* [Exercise task] Locate the line that contains "Read out every word on this page." in the data that follows. Copy it and every subsequent line to the end, exactly, excluding pictures.

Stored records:
━━━━━━━━
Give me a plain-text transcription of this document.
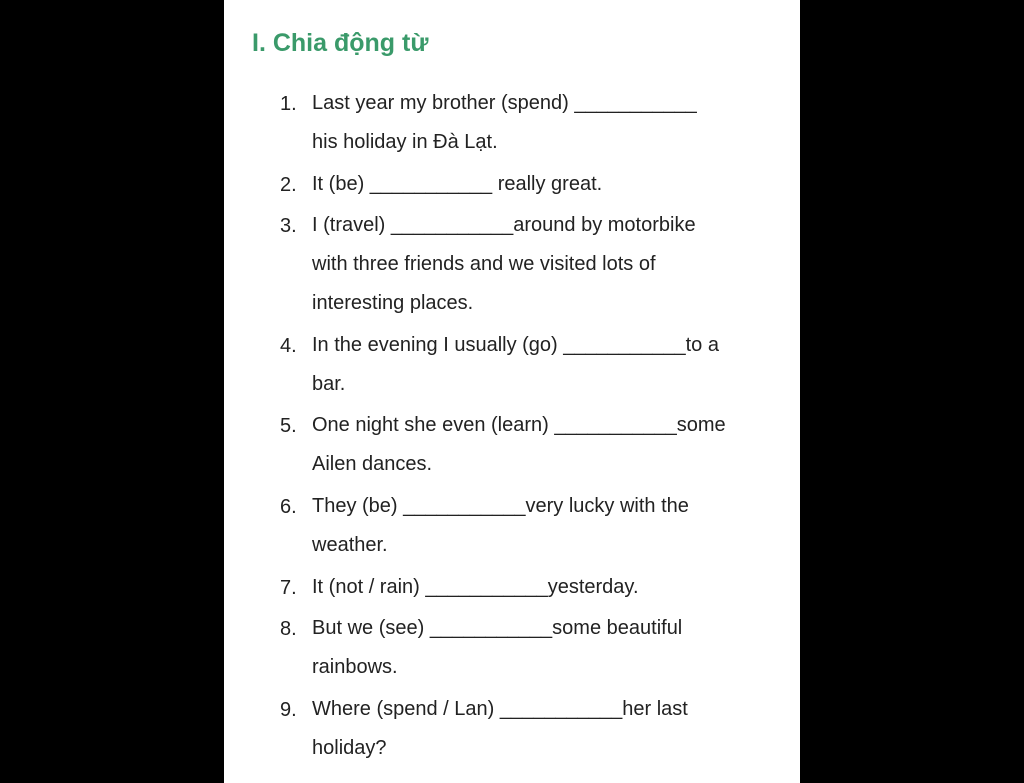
I. Chia động từ
1. Last year my brother (spend) ___________
his holiday in Đà Lạt.
2. It (be) ___________ really great.
3. I (travel) ___________around by motorbike
with three friends and we visited lots of
interesting places.
4. In the evening I usually (go) ___________to a
bar.
5. One night she even (learn) ___________some
Ailen dances.
6. They (be) ___________very lucky with the
weather.
7. It (not / rain) ___________yesterday.
8. But we (see) ___________some beautiful
rainbows.
9. Where (spend / Lan) ___________her last
holiday?
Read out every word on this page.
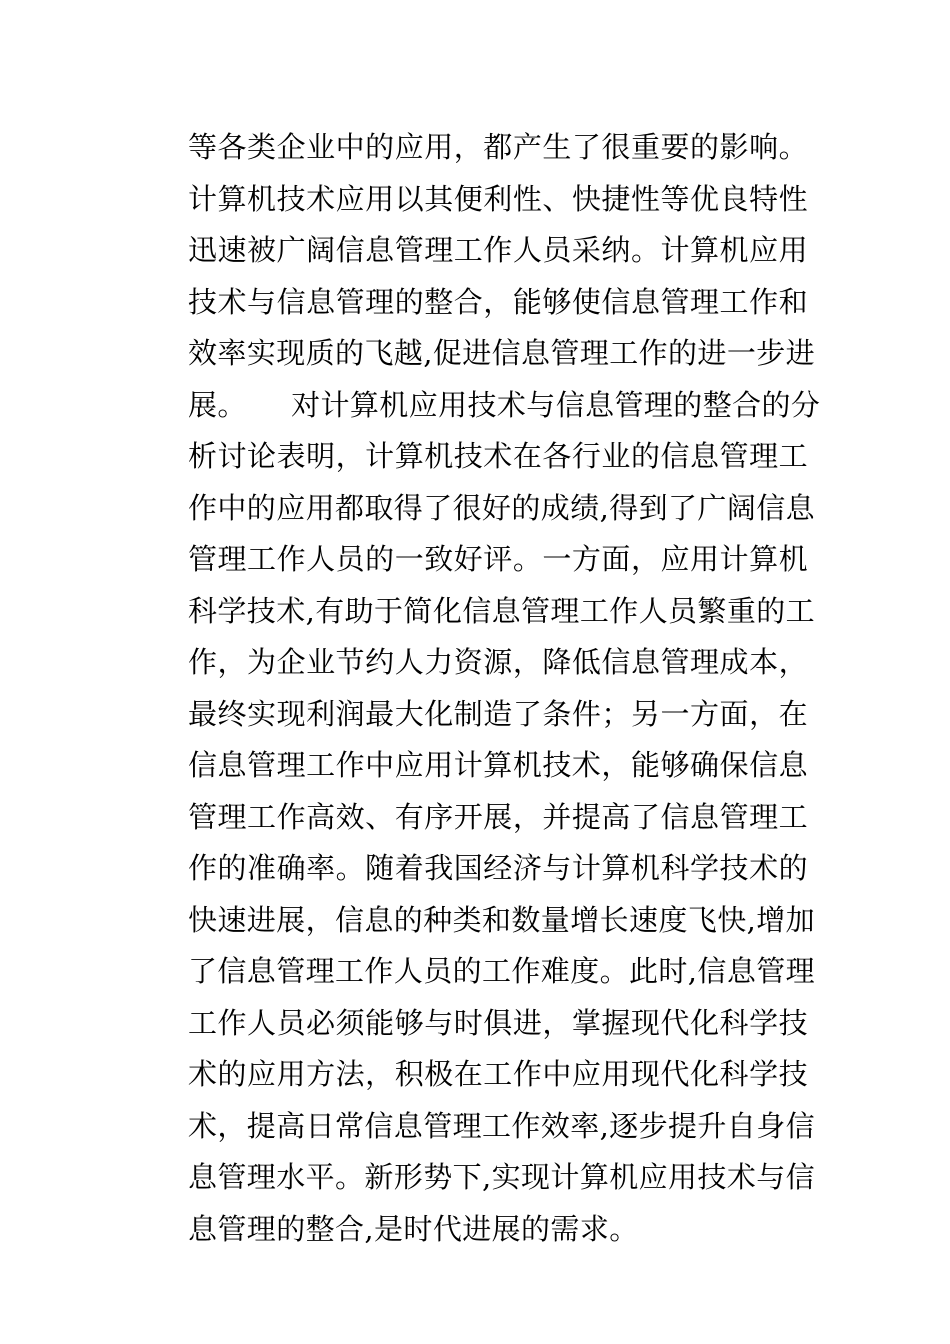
等各类企业中的应用，都产生了很重要的影响。
计算机技术应用以其便利性、快捷性等优良特性
迅速被广阔信息管理工作人员采纳。计算机应用
技术与信息管理的整合，能够使信息管理工作和
效率实现质的飞越,促进信息管理工作的进一步进
展。　　对计算机应用技术与信息管理的整合的分
析讨论表明，计算机技术在各行业的信息管理工
作中的应用都取得了很好的成绩,得到了广阔信息
管理工作人员的一致好评。一方面，应用计算机
科学技术,有助于简化信息管理工作人员繁重的工
作，为企业节约人力资源，降低信息管理成本，
最终实现利润最大化制造了条件；另一方面，在
信息管理工作中应用计算机技术，能够确保信息
管理工作高效、有序开展，并提高了信息管理工
作的准确率。随着我国经济与计算机科学技术的
快速进展，信息的种类和数量增长速度飞快,增加
了信息管理工作人员的工作难度。此时,信息管理
工作人员必须能够与时俱进，掌握现代化科学技
术的应用方法，积极在工作中应用现代化科学技
术，提高日常信息管理工作效率,逐步提升自身信
息管理水平。新形势下,实现计算机应用技术与信
息管理的整合,是时代进展的需求。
━━━━━━━━
* [Result for this task]
Read out every word on this page.
等各类企业中的应用，都产生了很重要的影响。
计算机技术应用以其便利性、快捷性等优良特性
迅速被广阔信息管理工作人员采纳。计算机应用
技术与信息管理的整合，能够使信息管理工作和
效率实现质的飞越,促进信息管理工作的进一步进
展。　　对计算机应用技术与信息管理的整合的分
析讨论表明，计算机技术在各行业的信息管理工
作中的应用都取得了很好的成绩,得到了广阔信息
管理工作人员的一致好评。一方面，应用计算机
科学技术,有助于简化信息管理工作人员繁重的工
作，为企业节约人力资源，降低信息管理成本，
最终实现利润最大化制造了条件；另一方面，在
信息管理工作中应用计算机技术，能够确保信息
管理工作高效、有序开展，并提高了信息管理工
作的准确率。随着我国经济与计算机科学技术的
快速进展，信息的种类和数量增长速度飞快,增加
了信息管理工作人员的工作难度。此时,信息管理
工作人员必须能够与时俱进，掌握现代化科学技
术的应用方法，积极在工作中应用现代化科学技
术，提高日常信息管理工作效率,逐步提升自身信
息管理水平。新形势下,实现计算机应用技术与信
息管理的整合,是时代进展的需求。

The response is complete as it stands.